Look through the listing below and give the number of lines that hold "缓解压力". Say nothing more.

DATA EXCERPTS:
----------
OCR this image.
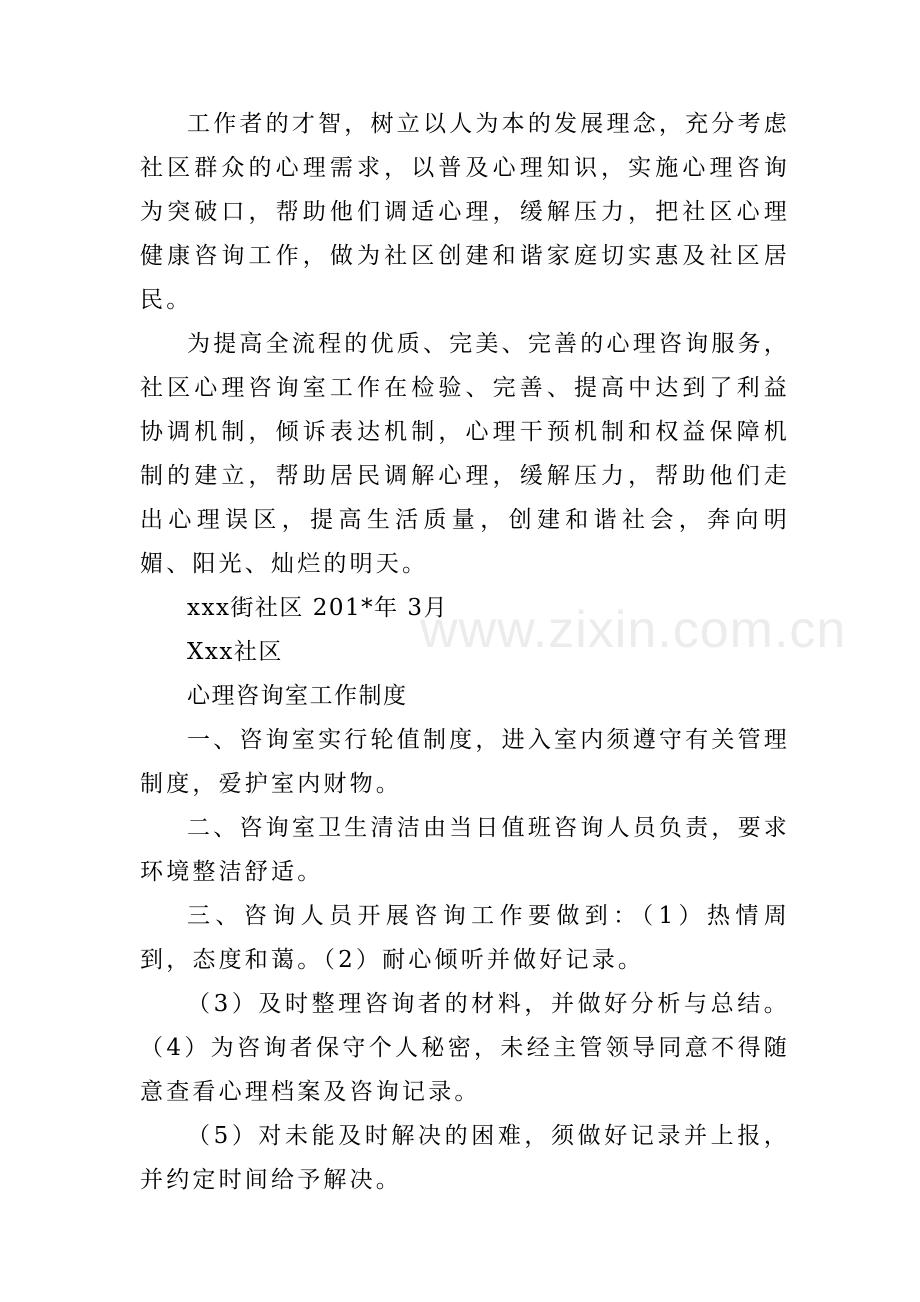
www.zixin.com.cn

工作者的才智，树立以人为本的发展理念，充分考虑社区群众的心理需求，以普及心理知识，实施心理咨询为突破口，帮助他们调适心理，缓解压力，把社区心理健康咨询工作，做为社区创建和谐家庭切实惠及社区居民。

为提高全流程的优质、完美、完善的心理咨询服务，社区心理咨询室工作在检验、完善、提高中达到了利益协调机制，倾诉表达机制，心理干预机制和权益保障机制的建立，帮助居民调解心理，缓解压力，帮助他们走出心理误区，提高生活质量，创建和谐社会，奔向明媚、阳光、灿烂的明天。

xxx街社区 201*年 3月

Xxx社区

心理咨询室工作制度

一、咨询室实行轮值制度，进入室内须遵守有关管理制度，爱护室内财物。

二、咨询室卫生清洁由当日值班咨询人员负责，要求环境整洁舒适。

三、咨询人员开展咨询工作要做到：（1）热情周到，态度和蔼。（2）耐心倾听并做好记录。

（3）及时整理咨询者的材料，并做好分析与总结。（4）为咨询者保守个人秘密，未经主管领导同意不得随意查看心理档案及咨询记录。

（5）对未能及时解决的困难，须做好记录并上报，并约定时间给予解决。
----------
RESULT FOR THIS EXERCISE:
2